# [AIM]
Copy out every line that contains "tendrá".
>>>
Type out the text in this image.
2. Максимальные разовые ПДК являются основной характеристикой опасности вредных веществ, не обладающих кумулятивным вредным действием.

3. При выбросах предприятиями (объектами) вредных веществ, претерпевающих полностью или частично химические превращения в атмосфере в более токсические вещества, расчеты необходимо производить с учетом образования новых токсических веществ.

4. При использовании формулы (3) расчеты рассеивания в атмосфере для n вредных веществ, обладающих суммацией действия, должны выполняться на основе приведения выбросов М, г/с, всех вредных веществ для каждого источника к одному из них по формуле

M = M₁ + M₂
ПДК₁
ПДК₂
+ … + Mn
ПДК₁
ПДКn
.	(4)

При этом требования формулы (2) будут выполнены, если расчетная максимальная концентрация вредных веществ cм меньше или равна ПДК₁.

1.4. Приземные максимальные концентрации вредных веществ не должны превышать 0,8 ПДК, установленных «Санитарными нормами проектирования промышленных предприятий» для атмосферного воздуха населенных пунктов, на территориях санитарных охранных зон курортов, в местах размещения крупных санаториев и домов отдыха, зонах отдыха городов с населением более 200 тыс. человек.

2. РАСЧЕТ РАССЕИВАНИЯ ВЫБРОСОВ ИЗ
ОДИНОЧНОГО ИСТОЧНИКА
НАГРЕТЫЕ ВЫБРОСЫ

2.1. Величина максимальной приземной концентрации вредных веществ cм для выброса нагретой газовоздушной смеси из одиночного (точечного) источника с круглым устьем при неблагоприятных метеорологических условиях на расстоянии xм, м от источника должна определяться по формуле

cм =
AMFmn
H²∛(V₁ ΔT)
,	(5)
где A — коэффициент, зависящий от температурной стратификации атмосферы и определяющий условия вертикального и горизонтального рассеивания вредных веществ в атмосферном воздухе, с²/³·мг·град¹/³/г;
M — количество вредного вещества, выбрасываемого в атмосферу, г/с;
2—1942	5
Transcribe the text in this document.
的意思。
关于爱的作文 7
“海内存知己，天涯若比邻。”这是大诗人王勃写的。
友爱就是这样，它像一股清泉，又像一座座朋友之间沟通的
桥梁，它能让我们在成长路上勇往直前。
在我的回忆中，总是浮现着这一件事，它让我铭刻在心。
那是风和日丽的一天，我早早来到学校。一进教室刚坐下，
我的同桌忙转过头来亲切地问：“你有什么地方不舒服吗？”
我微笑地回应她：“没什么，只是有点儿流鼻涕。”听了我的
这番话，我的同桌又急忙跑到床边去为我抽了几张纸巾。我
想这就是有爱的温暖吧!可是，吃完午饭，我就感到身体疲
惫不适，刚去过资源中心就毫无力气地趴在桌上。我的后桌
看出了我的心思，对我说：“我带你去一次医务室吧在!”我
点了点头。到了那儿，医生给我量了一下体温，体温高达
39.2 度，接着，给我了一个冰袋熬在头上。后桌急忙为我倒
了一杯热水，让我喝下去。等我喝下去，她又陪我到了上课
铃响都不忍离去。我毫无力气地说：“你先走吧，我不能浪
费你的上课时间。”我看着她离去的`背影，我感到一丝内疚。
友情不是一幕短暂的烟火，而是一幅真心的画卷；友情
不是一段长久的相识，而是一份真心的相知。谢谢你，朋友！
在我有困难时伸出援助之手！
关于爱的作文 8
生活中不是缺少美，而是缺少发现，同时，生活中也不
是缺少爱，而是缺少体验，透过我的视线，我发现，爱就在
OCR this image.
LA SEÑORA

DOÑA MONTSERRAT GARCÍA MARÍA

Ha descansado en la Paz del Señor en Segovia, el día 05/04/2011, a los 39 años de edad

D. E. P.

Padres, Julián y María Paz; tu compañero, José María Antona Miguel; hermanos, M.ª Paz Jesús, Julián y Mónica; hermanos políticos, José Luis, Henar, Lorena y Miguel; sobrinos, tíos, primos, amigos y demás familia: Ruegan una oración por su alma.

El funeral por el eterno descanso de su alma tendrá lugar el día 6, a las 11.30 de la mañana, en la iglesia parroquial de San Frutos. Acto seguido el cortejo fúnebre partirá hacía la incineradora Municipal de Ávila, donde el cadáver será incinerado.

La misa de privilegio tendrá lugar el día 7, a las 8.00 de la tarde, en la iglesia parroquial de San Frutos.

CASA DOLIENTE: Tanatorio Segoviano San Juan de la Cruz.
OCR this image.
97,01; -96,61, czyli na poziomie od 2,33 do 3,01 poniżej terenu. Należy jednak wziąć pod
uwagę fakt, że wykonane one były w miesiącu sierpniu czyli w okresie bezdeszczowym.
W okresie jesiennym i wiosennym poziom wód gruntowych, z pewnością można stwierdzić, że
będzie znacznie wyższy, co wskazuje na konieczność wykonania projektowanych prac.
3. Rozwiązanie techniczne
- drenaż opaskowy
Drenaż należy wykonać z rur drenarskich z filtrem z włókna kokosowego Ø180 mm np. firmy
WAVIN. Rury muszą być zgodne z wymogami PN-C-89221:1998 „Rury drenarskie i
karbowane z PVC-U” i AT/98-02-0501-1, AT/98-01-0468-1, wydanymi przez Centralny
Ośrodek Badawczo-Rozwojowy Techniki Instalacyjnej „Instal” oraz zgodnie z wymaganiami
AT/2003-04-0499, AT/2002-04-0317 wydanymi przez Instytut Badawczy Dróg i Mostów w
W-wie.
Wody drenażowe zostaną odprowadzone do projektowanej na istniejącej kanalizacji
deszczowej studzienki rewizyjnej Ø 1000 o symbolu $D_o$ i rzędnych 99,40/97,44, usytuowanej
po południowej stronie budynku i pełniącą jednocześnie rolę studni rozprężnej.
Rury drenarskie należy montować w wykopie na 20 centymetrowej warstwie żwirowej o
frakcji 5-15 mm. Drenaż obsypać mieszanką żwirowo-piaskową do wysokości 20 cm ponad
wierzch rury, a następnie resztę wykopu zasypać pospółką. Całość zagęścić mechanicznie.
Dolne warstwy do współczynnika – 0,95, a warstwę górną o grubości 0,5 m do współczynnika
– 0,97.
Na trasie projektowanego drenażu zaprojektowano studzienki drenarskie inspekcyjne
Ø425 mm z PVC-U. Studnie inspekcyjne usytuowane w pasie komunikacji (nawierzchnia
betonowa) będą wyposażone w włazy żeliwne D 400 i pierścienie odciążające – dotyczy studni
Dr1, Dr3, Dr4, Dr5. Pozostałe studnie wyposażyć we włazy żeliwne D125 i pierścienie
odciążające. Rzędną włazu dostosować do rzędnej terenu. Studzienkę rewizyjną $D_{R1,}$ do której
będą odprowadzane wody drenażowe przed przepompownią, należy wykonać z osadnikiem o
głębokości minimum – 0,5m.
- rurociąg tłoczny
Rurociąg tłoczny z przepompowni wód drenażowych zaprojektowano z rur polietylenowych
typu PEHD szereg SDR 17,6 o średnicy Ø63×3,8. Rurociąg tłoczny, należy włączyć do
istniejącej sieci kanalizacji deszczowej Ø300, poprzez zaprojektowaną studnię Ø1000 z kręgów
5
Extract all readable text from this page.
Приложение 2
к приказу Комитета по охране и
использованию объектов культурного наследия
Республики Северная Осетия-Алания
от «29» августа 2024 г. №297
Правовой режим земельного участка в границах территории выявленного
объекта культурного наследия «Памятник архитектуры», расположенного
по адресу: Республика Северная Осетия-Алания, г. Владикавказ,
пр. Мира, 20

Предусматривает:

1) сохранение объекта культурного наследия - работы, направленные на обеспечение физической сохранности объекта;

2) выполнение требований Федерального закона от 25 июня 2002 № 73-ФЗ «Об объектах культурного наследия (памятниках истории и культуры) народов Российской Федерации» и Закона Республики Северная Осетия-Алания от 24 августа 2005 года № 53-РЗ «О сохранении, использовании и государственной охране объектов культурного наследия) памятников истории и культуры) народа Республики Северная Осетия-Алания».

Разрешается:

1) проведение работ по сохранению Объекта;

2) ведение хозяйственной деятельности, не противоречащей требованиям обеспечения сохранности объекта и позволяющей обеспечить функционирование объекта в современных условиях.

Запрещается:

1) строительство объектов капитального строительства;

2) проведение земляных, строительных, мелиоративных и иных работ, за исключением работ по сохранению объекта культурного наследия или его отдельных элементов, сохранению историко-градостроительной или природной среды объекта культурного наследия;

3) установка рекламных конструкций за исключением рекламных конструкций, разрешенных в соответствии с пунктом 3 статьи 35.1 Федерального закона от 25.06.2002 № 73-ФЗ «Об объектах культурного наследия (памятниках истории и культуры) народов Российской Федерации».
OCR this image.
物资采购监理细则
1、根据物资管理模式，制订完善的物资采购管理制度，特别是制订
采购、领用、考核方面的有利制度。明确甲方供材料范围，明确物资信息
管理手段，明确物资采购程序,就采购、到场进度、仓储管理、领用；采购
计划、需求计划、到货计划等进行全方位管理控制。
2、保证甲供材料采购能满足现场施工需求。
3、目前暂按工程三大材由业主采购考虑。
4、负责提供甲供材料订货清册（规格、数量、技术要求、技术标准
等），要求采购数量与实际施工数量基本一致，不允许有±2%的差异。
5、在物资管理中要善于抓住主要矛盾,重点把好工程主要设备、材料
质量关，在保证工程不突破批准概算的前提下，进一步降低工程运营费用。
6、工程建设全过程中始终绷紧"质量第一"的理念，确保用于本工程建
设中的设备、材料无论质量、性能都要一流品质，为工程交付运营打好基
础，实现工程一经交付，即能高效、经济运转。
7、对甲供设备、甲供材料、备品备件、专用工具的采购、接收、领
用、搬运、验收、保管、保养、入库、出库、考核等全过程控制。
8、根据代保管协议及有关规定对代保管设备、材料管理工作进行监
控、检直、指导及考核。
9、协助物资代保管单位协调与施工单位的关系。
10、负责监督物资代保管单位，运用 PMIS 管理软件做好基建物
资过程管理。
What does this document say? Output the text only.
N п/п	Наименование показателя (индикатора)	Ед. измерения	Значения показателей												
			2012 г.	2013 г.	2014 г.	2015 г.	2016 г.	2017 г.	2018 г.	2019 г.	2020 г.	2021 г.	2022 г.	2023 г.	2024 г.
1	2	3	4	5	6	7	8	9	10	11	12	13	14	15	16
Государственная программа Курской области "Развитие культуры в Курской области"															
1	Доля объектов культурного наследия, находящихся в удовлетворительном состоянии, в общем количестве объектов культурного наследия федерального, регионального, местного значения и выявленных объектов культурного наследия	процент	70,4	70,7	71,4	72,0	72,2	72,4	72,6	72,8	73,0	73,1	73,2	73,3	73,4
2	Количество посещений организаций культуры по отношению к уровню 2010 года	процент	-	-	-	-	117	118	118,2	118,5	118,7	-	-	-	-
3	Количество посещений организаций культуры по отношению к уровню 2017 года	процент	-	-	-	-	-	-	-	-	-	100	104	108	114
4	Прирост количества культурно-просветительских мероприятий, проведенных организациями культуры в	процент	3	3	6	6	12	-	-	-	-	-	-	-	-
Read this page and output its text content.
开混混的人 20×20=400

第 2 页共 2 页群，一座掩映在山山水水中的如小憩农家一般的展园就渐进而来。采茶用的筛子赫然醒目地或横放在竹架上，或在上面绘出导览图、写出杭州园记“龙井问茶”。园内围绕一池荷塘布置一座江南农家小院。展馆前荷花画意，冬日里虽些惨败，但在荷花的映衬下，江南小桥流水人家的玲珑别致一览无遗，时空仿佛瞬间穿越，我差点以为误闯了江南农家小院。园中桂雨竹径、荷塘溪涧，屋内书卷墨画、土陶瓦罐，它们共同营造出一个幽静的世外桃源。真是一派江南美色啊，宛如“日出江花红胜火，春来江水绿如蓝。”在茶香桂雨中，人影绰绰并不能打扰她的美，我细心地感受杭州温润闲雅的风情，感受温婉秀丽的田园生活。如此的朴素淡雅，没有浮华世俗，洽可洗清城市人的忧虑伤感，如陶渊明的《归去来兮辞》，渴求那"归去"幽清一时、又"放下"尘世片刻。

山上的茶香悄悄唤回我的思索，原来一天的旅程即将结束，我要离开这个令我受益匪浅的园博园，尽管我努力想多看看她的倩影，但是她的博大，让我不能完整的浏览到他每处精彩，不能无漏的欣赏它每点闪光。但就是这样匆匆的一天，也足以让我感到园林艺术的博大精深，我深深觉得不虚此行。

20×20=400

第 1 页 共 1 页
<<<
# [TASK OUTPUT]
El funeral por el eterno descanso de su alma tendrá lugar el día 6, a las 11.30 de la mañana, en la iglesia parroquial de San Frutos. Acto seguido el cortejo fúnebre partirá hacía la incineradora Municipal de Ávila, donde el cadáver será incinerado.
La misa de privilegio tendrá lugar el día 7, a las 8.00 de la tarde, en la iglesia parroquial de San Frutos.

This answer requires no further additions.